(Description of the task) Give only the number of lines in the records below that contain the word "name".

(Provided data)
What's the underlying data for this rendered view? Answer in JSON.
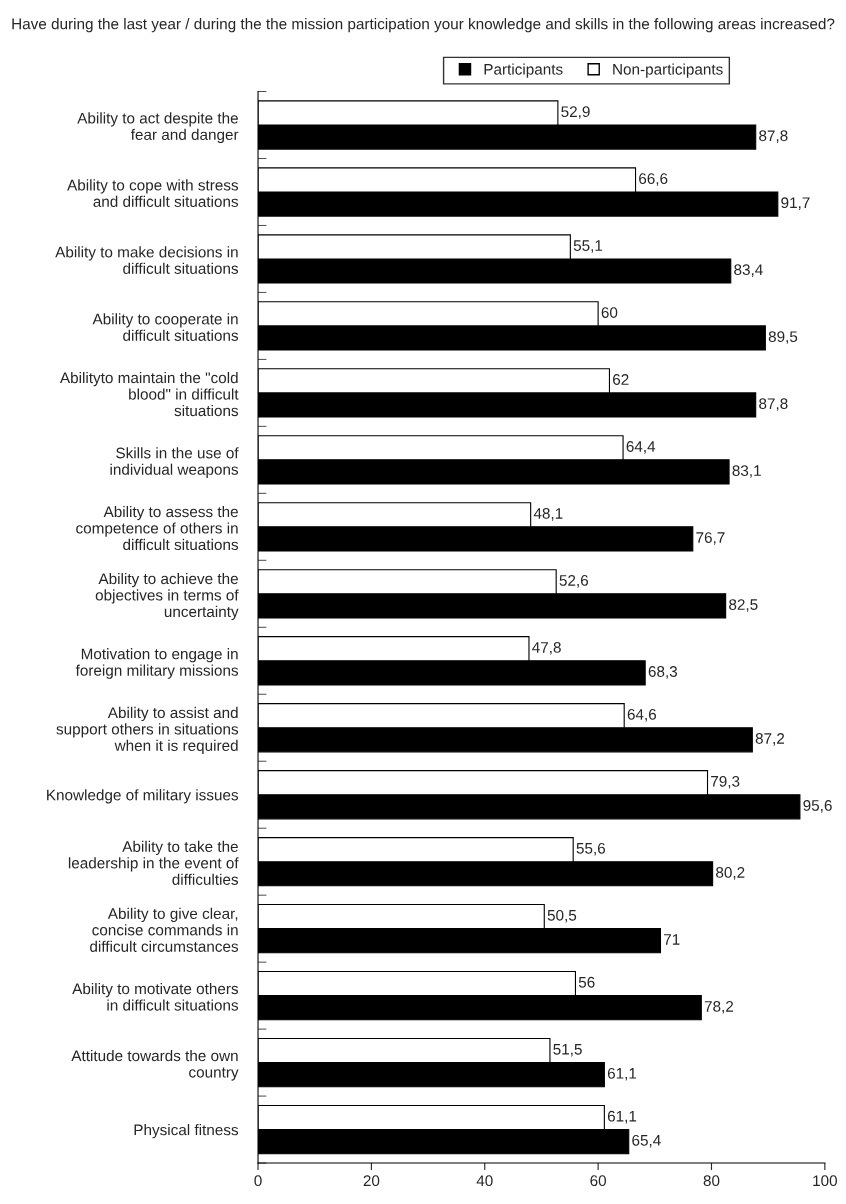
{
  "chart_data": {
    "type": "bar",
    "orientation": "horizontal",
    "title": "Have during the last year / during the the mission participation your knowledge and skills in the following areas increased?",
    "categories": [
      "Ability to act despite the fear and danger",
      "Ability to cope with stress and difficult situations",
      "Ability to make decisions in difficult situations",
      "Ability to cooperate in difficult situations",
      "Abilityto maintain the \"cold blood\" in difficult situations",
      "Skills in the use of individual weapons",
      "Ability to assess the competence of others in difficult situations",
      "Ability to achieve the objectives in terms of uncertainty",
      "Motivation to engage in foreign military missions",
      "Ability to assist and support others in situations when it is required",
      "Knowledge of military issues",
      "Ability to take the leadership in the event of difficulties",
      "Ability to give clear, concise commands in difficult circumstances",
      "Ability to motivate others in difficult situations",
      "Attitude towards the own country",
      "Physical fitness"
    ],
    "series": [
      {
        "name": "Participants",
        "color": "#000000",
        "values": [
          87.8,
          91.7,
          83.4,
          89.5,
          87.8,
          83.1,
          76.7,
          82.5,
          68.3,
          87.2,
          95.6,
          80.2,
          71,
          78.2,
          61.1,
          65.4
        ],
        "value_labels": [
          "87,8",
          "91,7",
          "83,4",
          "89,5",
          "87,8",
          "83,1",
          "76,7",
          "82,5",
          "68,3",
          "87,2",
          "95,6",
          "80,2",
          "71",
          "78,2",
          "61,1",
          "65,4"
        ]
      },
      {
        "name": "Non-participants",
        "color": "#ffffff",
        "values": [
          52.9,
          66.6,
          55.1,
          60,
          62,
          64.4,
          48.1,
          52.6,
          47.8,
          64.6,
          79.3,
          55.6,
          50.5,
          56,
          51.5,
          61.1
        ],
        "value_labels": [
          "52,9",
          "66,6",
          "55,1",
          "60",
          "62",
          "64,4",
          "48,1",
          "52,6",
          "47,8",
          "64,6",
          "79,3",
          "55,6",
          "50,5",
          "56",
          "51,5",
          "61,1"
        ]
      }
    ],
    "xlim": [
      0,
      100
    ],
    "xticks": [
      0,
      20,
      40,
      60,
      80,
      100
    ],
    "grid": false,
    "legend": "top right"
  }
}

(Task output) 2